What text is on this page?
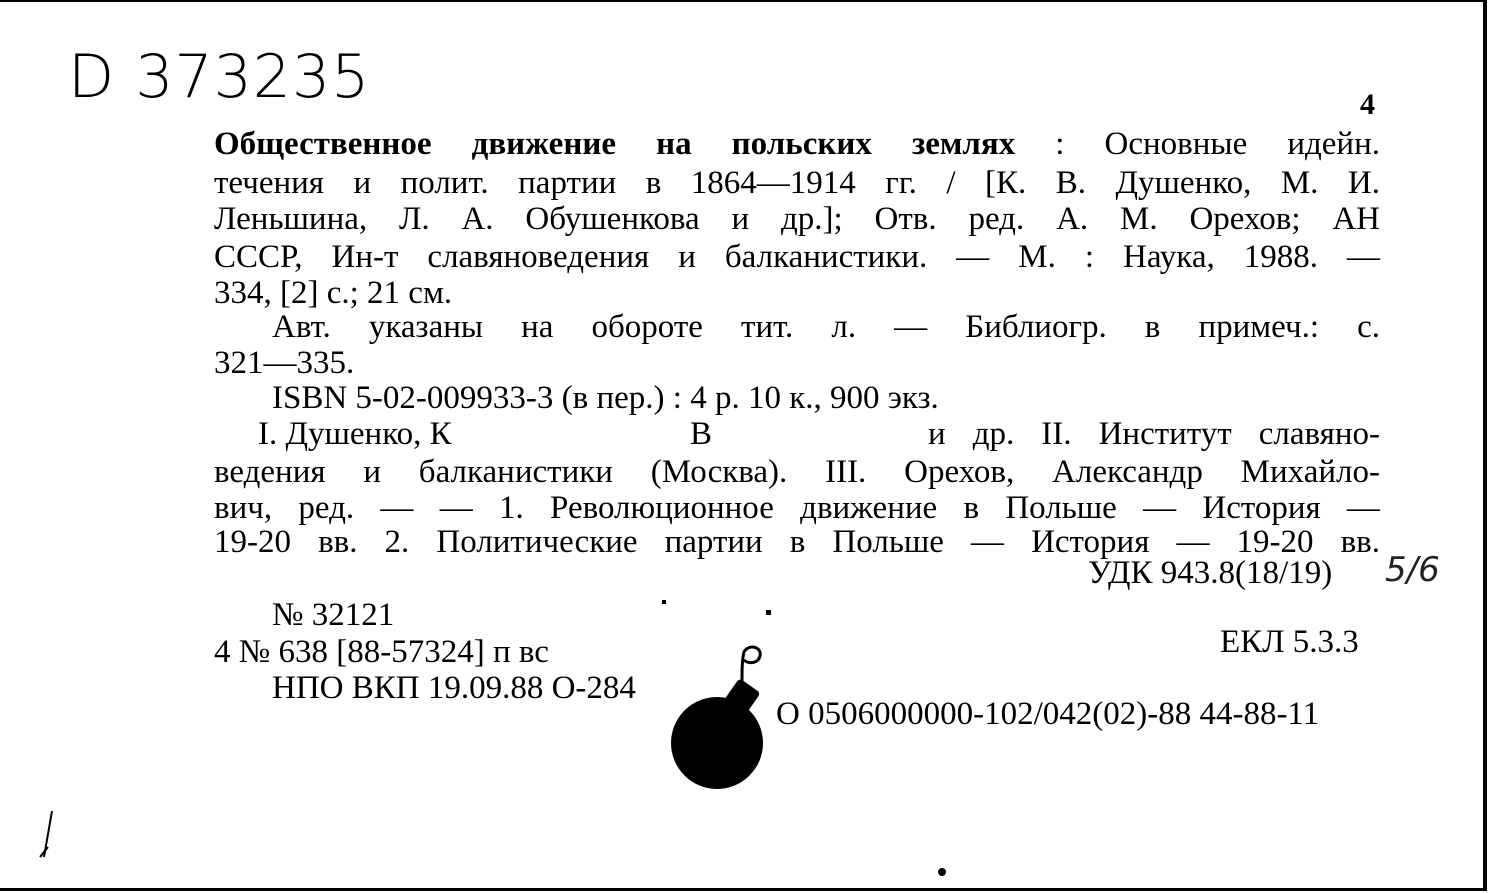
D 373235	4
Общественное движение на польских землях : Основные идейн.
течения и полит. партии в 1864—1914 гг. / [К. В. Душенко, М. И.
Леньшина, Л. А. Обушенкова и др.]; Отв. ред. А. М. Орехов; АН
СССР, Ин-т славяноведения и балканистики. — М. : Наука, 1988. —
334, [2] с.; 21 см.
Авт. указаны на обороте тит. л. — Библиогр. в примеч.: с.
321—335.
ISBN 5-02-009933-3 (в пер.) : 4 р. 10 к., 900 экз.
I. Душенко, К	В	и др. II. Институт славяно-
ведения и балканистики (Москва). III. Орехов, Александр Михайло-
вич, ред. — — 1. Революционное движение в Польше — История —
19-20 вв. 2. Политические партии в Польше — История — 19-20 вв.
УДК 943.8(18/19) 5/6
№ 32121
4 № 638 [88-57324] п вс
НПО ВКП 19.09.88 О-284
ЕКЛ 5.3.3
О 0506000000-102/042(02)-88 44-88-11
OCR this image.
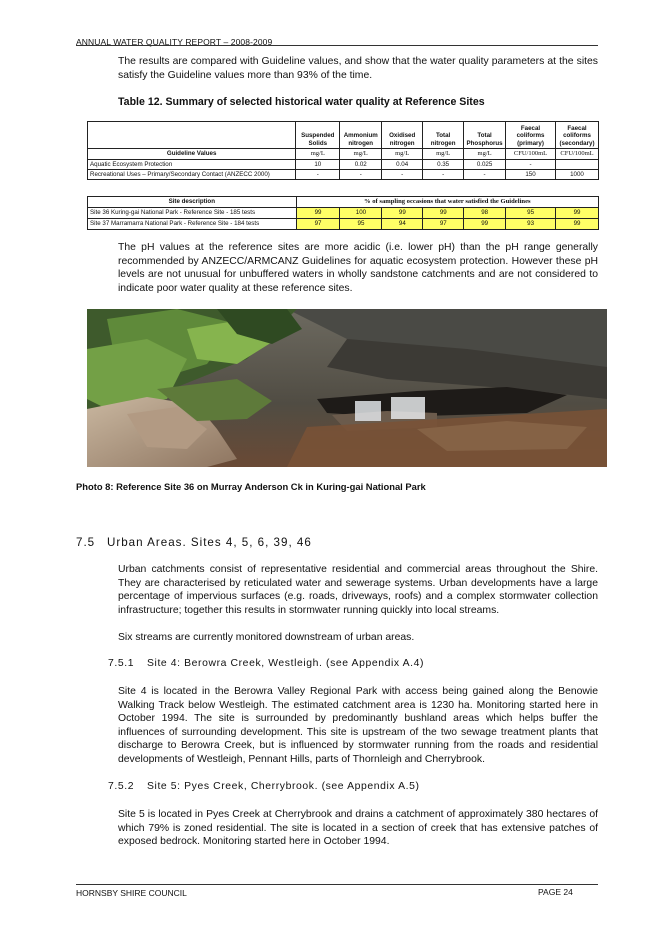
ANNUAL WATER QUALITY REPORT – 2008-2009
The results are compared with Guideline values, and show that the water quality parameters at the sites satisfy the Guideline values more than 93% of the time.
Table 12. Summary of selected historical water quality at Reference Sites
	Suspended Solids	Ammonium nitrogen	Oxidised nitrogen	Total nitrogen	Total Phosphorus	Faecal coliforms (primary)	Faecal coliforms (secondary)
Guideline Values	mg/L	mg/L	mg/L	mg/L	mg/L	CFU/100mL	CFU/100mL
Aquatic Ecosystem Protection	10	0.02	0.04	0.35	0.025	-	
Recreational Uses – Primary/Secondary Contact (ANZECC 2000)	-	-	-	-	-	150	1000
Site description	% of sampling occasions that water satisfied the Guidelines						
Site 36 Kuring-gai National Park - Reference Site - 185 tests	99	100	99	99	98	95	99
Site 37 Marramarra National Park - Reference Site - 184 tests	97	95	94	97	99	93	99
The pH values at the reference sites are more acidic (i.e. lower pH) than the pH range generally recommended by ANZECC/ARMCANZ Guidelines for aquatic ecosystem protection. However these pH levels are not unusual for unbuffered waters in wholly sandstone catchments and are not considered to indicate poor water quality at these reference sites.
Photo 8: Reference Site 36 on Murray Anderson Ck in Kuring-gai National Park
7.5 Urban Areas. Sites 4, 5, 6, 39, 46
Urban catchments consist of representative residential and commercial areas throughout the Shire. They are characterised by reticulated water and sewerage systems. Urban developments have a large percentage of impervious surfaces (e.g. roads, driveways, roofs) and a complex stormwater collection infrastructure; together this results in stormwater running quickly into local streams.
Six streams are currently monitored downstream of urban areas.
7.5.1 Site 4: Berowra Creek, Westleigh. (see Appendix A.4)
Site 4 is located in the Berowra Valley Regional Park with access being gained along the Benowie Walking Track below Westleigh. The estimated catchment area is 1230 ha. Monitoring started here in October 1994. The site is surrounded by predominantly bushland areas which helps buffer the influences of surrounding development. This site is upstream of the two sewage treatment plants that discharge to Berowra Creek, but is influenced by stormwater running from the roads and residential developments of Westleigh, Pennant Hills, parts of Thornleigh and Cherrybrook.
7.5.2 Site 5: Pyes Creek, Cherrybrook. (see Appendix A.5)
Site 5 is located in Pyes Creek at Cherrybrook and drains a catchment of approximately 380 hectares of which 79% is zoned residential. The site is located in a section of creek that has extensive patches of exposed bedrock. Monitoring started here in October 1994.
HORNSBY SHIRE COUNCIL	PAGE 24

(The problem)
Extract all the entries word for word; omit any pictures.

(Correct result)
What text is on this page?
D 373235	4
Общественное движение на польских землях : Основные идейн.
течения и полит. партии в 1864—1914 гг. / [К. В. Душенко, М. И.
Леньшина, Л. А. Обушенкова и др.]; Отв. ред. А. М. Орехов; АН
СССР, Ин-т славяноведения и балканистики. — М. : Наука, 1988. —
334, [2] с.; 21 см.
Авт. указаны на обороте тит. л. — Библиогр. в примеч.: с.
321—335.
ISBN 5-02-009933-3 (в пер.) : 4 р. 10 к., 900 экз.
I. Душенко, К	В	и др. II. Институт славяно-
ведения и балканистики (Москва). III. Орехов, Александр Михайло-
вич, ред. — — 1. Революционное движение в Польше — История —
19-20 вв. 2. Политические партии в Польше — История — 19-20 вв.
УДК 943.8(18/19) 5/6
№ 32121
4 № 638 [88-57324] п вс
НПО ВКП 19.09.88 О-284
ЕКЛ 5.3.3
О 0506000000-102/042(02)-88 44-88-11
OCR this image.
ANNUAL WATER QUALITY REPORT – 2008-2009
The results are compared with Guideline values, and show that the water quality parameters at the sites satisfy the Guideline values more than 93% of the time.
Table 12. Summary of selected historical water quality at Reference Sites
	Suspended Solids	Ammonium nitrogen	Oxidised nitrogen	Total nitrogen	Total Phosphorus	Faecal coliforms (primary)	Faecal coliforms (secondary)
Guideline Values	mg/L	mg/L	mg/L	mg/L	mg/L	CFU/100mL	CFU/100mL
Aquatic Ecosystem Protection	10	0.02	0.04	0.35	0.025	-	
Recreational Uses – Primary/Secondary Contact (ANZECC 2000)	-	-	-	-	-	150	1000
Site description	% of sampling occasions that water satisfied the Guidelines						
Site 36 Kuring-gai National Park - Reference Site - 185 tests	99	100	99	99	98	95	99
Site 37 Marramarra National Park - Reference Site - 184 tests	97	95	94	97	99	93	99
The pH values at the reference sites are more acidic (i.e. lower pH) than the pH range generally recommended by ANZECC/ARMCANZ Guidelines for aquatic ecosystem protection. However these pH levels are not unusual for unbuffered waters in wholly sandstone catchments and are not considered to indicate poor water quality at these reference sites.
Photo 8: Reference Site 36 on Murray Anderson Ck in Kuring-gai National Park
7.5 Urban Areas. Sites 4, 5, 6, 39, 46
Urban catchments consist of representative residential and commercial areas throughout the Shire. They are characterised by reticulated water and sewerage systems. Urban developments have a large percentage of impervious surfaces (e.g. roads, driveways, roofs) and a complex stormwater collection infrastructure; together this results in stormwater running quickly into local streams.
Six streams are currently monitored downstream of urban areas.
7.5.1 Site 4: Berowra Creek, Westleigh. (see Appendix A.4)
Site 4 is located in the Berowra Valley Regional Park with access being gained along the Benowie Walking Track below Westleigh. The estimated catchment area is 1230 ha. Monitoring started here in October 1994. The site is surrounded by predominantly bushland areas which helps buffer the influences of surrounding development. This site is upstream of the two sewage treatment plants that discharge to Berowra Creek, but is influenced by stormwater running from the roads and residential developments of Westleigh, Pennant Hills, parts of Thornleigh and Cherrybrook.
7.5.2 Site 5: Pyes Creek, Cherrybrook. (see Appendix A.5)
Site 5 is located in Pyes Creek at Cherrybrook and drains a catchment of approximately 380 hectares of which 79% is zoned residential. The site is located in a section of creek that has extensive patches of exposed bedrock. Monitoring started here in October 1994.
HORNSBY SHIRE COUNCIL	PAGE 24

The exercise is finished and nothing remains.